▸ EXERCISE PROMPT: Copy out each line below exactly as it appears.
*** SUPPLIED INFORMATION ***
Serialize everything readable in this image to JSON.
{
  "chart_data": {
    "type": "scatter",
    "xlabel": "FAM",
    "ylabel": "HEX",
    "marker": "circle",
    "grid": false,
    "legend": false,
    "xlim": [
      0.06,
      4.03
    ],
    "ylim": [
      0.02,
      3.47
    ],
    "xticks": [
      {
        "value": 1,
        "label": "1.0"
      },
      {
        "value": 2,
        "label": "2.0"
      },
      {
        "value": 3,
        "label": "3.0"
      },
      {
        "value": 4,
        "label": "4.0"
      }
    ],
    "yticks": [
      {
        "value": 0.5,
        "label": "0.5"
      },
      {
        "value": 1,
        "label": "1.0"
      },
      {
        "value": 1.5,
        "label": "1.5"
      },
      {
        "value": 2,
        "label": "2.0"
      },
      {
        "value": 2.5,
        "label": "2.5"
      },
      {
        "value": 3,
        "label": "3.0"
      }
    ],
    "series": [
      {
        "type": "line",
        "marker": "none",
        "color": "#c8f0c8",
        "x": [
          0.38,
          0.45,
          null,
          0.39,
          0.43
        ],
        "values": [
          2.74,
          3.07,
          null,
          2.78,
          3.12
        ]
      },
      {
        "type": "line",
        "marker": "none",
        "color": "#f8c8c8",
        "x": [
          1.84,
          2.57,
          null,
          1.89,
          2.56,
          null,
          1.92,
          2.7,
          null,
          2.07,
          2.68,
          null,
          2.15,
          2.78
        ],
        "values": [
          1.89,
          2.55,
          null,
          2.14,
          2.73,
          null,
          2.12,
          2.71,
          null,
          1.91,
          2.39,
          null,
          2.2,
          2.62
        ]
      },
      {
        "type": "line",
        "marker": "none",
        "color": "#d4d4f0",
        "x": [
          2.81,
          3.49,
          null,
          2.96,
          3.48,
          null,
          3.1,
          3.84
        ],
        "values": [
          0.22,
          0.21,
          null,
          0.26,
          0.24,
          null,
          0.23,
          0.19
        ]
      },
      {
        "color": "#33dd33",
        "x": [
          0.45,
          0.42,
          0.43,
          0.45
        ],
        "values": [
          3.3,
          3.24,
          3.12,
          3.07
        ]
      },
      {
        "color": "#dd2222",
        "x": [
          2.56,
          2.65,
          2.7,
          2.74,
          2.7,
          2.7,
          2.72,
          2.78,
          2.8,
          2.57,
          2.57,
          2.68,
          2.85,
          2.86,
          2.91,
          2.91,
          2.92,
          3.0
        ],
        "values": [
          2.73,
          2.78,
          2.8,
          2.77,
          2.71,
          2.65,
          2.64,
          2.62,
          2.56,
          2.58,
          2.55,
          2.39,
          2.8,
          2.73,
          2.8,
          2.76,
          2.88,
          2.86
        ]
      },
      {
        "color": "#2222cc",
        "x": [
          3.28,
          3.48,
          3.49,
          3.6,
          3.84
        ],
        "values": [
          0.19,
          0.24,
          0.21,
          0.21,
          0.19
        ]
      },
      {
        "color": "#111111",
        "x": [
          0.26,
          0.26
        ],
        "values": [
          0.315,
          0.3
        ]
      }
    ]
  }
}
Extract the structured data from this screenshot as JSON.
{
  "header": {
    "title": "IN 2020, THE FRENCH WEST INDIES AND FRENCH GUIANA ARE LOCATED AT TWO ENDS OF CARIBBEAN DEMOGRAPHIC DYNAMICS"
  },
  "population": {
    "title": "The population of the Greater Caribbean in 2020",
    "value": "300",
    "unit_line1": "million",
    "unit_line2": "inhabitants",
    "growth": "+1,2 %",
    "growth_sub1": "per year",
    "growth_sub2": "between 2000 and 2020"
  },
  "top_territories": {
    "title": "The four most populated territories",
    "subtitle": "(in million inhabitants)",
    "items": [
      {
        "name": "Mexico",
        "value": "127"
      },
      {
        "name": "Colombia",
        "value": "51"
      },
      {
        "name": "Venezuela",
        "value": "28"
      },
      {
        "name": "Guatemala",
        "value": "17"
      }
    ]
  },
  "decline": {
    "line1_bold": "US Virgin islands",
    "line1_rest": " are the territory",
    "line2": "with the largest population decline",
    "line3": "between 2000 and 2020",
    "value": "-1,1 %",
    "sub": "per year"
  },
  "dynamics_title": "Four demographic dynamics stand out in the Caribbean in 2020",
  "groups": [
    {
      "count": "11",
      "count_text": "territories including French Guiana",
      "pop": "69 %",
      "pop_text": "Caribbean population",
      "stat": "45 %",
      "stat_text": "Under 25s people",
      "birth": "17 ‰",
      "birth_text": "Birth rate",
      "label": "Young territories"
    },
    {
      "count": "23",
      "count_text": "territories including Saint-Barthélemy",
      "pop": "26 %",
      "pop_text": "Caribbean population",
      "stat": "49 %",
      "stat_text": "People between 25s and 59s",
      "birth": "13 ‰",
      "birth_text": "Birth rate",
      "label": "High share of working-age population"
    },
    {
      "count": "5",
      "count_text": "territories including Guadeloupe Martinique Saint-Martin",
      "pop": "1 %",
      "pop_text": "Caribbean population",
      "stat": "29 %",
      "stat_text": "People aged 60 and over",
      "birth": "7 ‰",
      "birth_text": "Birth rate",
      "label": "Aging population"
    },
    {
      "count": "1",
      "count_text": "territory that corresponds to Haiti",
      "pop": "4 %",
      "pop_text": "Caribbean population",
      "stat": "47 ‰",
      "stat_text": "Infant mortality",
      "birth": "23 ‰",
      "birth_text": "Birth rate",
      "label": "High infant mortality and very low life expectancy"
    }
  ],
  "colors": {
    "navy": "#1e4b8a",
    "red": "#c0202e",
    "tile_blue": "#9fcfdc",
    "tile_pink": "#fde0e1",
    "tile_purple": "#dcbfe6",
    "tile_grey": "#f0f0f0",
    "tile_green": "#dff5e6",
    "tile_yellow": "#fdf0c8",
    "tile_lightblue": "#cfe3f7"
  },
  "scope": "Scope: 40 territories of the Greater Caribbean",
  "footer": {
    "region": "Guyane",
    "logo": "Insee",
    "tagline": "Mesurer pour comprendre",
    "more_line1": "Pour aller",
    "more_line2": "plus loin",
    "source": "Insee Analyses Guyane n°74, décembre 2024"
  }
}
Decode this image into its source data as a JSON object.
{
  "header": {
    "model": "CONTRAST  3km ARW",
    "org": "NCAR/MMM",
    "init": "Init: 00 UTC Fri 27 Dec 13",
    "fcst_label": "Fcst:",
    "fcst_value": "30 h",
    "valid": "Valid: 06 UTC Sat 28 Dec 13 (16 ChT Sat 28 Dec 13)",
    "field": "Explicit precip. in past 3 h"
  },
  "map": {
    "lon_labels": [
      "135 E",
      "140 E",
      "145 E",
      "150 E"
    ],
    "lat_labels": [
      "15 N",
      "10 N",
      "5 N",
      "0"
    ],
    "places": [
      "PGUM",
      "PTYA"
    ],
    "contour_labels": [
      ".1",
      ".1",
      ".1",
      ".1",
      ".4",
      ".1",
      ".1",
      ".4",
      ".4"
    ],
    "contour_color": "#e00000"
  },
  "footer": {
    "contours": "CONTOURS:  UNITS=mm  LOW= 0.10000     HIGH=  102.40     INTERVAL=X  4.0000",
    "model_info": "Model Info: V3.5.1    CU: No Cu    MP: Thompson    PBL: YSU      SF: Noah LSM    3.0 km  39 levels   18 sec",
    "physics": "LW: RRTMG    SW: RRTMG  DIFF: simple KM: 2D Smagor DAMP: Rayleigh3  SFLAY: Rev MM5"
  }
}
***
▸ RESULT FOR THIS TASK:
Serialize everything readable in this image to JSON.
{
  "chart_data": {
    "type": "scatter",
    "xlabel": "FAM",
    "ylabel": "HEX",
    "marker": "circle",
    "grid": false,
    "legend": false,
    "xlim": [
      0.06,
      4.03
    ],
    "ylim": [
      0.02,
      3.47
    ],
    "xticks": [
      {
        "value": 1,
        "label": "1.0"
      },
      {
        "value": 2,
        "label": "2.0"
      },
      {
        "value": 3,
        "label": "3.0"
      },
      {
        "value": 4,
        "label": "4.0"
      }
    ],
    "yticks": [
      {
        "value": 0.5,
        "label": "0.5"
      },
      {
        "value": 1,
        "label": "1.0"
      },
      {
        "value": 1.5,
        "label": "1.5"
      },
      {
        "value": 2,
        "label": "2.0"
      },
      {
        "value": 2.5,
        "label": "2.5"
      },
      {
        "value": 3,
        "label": "3.0"
      }
    ],
    "series": [
      {
        "type": "line",
        "marker": "none",
        "color": "#c8f0c8",
        "x": [
          0.38,
          0.45,
          null,
          0.39,
          0.43
        ],
        "values": [
          2.74,
          3.07,
          null,
          2.78,
          3.12
        ]
      },
      {
        "type": "line",
        "marker": "none",
        "color": "#f8c8c8",
        "x": [
          1.84,
          2.57,
          null,
          1.89,
          2.56,
          null,
          1.92,
          2.7,
          null,
          2.07,
          2.68,
          null,
          2.15,
          2.78
        ],
        "values": [
          1.89,
          2.55,
          null,
          2.14,
          2.73,
          null,
          2.12,
          2.71,
          null,
          1.91,
          2.39,
          null,
          2.2,
          2.62
        ]
      },
      {
        "type": "line",
        "marker": "none",
        "color": "#d4d4f0",
        "x": [
          2.81,
          3.49,
          null,
          2.96,
          3.48,
          null,
          3.1,
          3.84
        ],
        "values": [
          0.22,
          0.21,
          null,
          0.26,
          0.24,
          null,
          0.23,
          0.19
        ]
      },
      {
        "color": "#33dd33",
        "x": [
          0.45,
          0.42,
          0.43,
          0.45
        ],
        "values": [
          3.3,
          3.24,
          3.12,
          3.07
        ]
      },
      {
        "color": "#dd2222",
        "x": [
          2.56,
          2.65,
          2.7,
          2.74,
          2.7,
          2.7,
          2.72,
          2.78,
          2.8,
          2.57,
          2.57,
          2.68,
          2.85,
          2.86,
          2.91,
          2.91,
          2.92,
          3.0
        ],
        "values": [
          2.73,
          2.78,
          2.8,
          2.77,
          2.71,
          2.65,
          2.64,
          2.62,
          2.56,
          2.58,
          2.55,
          2.39,
          2.8,
          2.73,
          2.8,
          2.76,
          2.88,
          2.86
        ]
      },
      {
        "color": "#2222cc",
        "x": [
          3.28,
          3.48,
          3.49,
          3.6,
          3.84
        ],
        "values": [
          0.19,
          0.24,
          0.21,
          0.21,
          0.19
        ]
      },
      {
        "color": "#111111",
        "x": [
          0.26,
          0.26
        ],
        "values": [
          0.315,
          0.3
        ]
      }
    ]
  }
}
Extract the structured data from this screenshot as JSON.
{
  "header": {
    "title": "IN 2020, THE FRENCH WEST INDIES AND FRENCH GUIANA ARE LOCATED AT TWO ENDS OF CARIBBEAN DEMOGRAPHIC DYNAMICS"
  },
  "population": {
    "title": "The population of the Greater Caribbean in 2020",
    "value": "300",
    "unit_line1": "million",
    "unit_line2": "inhabitants",
    "growth": "+1,2 %",
    "growth_sub1": "per year",
    "growth_sub2": "between 2000 and 2020"
  },
  "top_territories": {
    "title": "The four most populated territories",
    "subtitle": "(in million inhabitants)",
    "items": [
      {
        "name": "Mexico",
        "value": "127"
      },
      {
        "name": "Colombia",
        "value": "51"
      },
      {
        "name": "Venezuela",
        "value": "28"
      },
      {
        "name": "Guatemala",
        "value": "17"
      }
    ]
  },
  "decline": {
    "line1_bold": "US Virgin islands",
    "line1_rest": " are the territory",
    "line2": "with the largest population decline",
    "line3": "between 2000 and 2020",
    "value": "-1,1 %",
    "sub": "per year"
  },
  "dynamics_title": "Four demographic dynamics stand out in the Caribbean in 2020",
  "groups": [
    {
      "count": "11",
      "count_text": "territories including French Guiana",
      "pop": "69 %",
      "pop_text": "Caribbean population",
      "stat": "45 %",
      "stat_text": "Under 25s people",
      "birth": "17 ‰",
      "birth_text": "Birth rate",
      "label": "Young territories"
    },
    {
      "count": "23",
      "count_text": "territories including Saint-Barthélemy",
      "pop": "26 %",
      "pop_text": "Caribbean population",
      "stat": "49 %",
      "stat_text": "People between 25s and 59s",
      "birth": "13 ‰",
      "birth_text": "Birth rate",
      "label": "High share of working-age population"
    },
    {
      "count": "5",
      "count_text": "territories including Guadeloupe Martinique Saint-Martin",
      "pop": "1 %",
      "pop_text": "Caribbean population",
      "stat": "29 %",
      "stat_text": "People aged 60 and over",
      "birth": "7 ‰",
      "birth_text": "Birth rate",
      "label": "Aging population"
    },
    {
      "count": "1",
      "count_text": "territory that corresponds to Haiti",
      "pop": "4 %",
      "pop_text": "Caribbean population",
      "stat": "47 ‰",
      "stat_text": "Infant mortality",
      "birth": "23 ‰",
      "birth_text": "Birth rate",
      "label": "High infant mortality and very low life expectancy"
    }
  ],
  "colors": {
    "navy": "#1e4b8a",
    "red": "#c0202e",
    "tile_blue": "#9fcfdc",
    "tile_pink": "#fde0e1",
    "tile_purple": "#dcbfe6",
    "tile_grey": "#f0f0f0",
    "tile_green": "#dff5e6",
    "tile_yellow": "#fdf0c8",
    "tile_lightblue": "#cfe3f7"
  },
  "scope": "Scope: 40 territories of the Greater Caribbean",
  "footer": {
    "region": "Guyane",
    "logo": "Insee",
    "tagline": "Mesurer pour comprendre",
    "more_line1": "Pour aller",
    "more_line2": "plus loin",
    "source": "Insee Analyses Guyane n°74, décembre 2024"
  }
}
Decode this image into its source data as a JSON object.
{
  "header": {
    "model": "CONTRAST  3km ARW",
    "org": "NCAR/MMM",
    "init": "Init: 00 UTC Fri 27 Dec 13",
    "fcst_label": "Fcst:",
    "fcst_value": "30 h",
    "valid": "Valid: 06 UTC Sat 28 Dec 13 (16 ChT Sat 28 Dec 13)",
    "field": "Explicit precip. in past 3 h"
  },
  "map": {
    "lon_labels": [
      "135 E",
      "140 E",
      "145 E",
      "150 E"
    ],
    "lat_labels": [
      "15 N",
      "10 N",
      "5 N",
      "0"
    ],
    "places": [
      "PGUM",
      "PTYA"
    ],
    "contour_labels": [
      ".1",
      ".1",
      ".1",
      ".1",
      ".4",
      ".1",
      ".1",
      ".4",
      ".4"
    ],
    "contour_color": "#e00000"
  },
  "footer": {
    "contours": "CONTOURS:  UNITS=mm  LOW= 0.10000     HIGH=  102.40     INTERVAL=X  4.0000",
    "model_info": "Model Info: V3.5.1    CU: No Cu    MP: Thompson    PBL: YSU      SF: Noah LSM    3.0 km  39 levels   18 sec",
    "physics": "LW: RRTMG    SW: RRTMG  DIFF: simple KM: 2D Smagor DAMP: Rayleigh3  SFLAY: Rev MM5"
  }
}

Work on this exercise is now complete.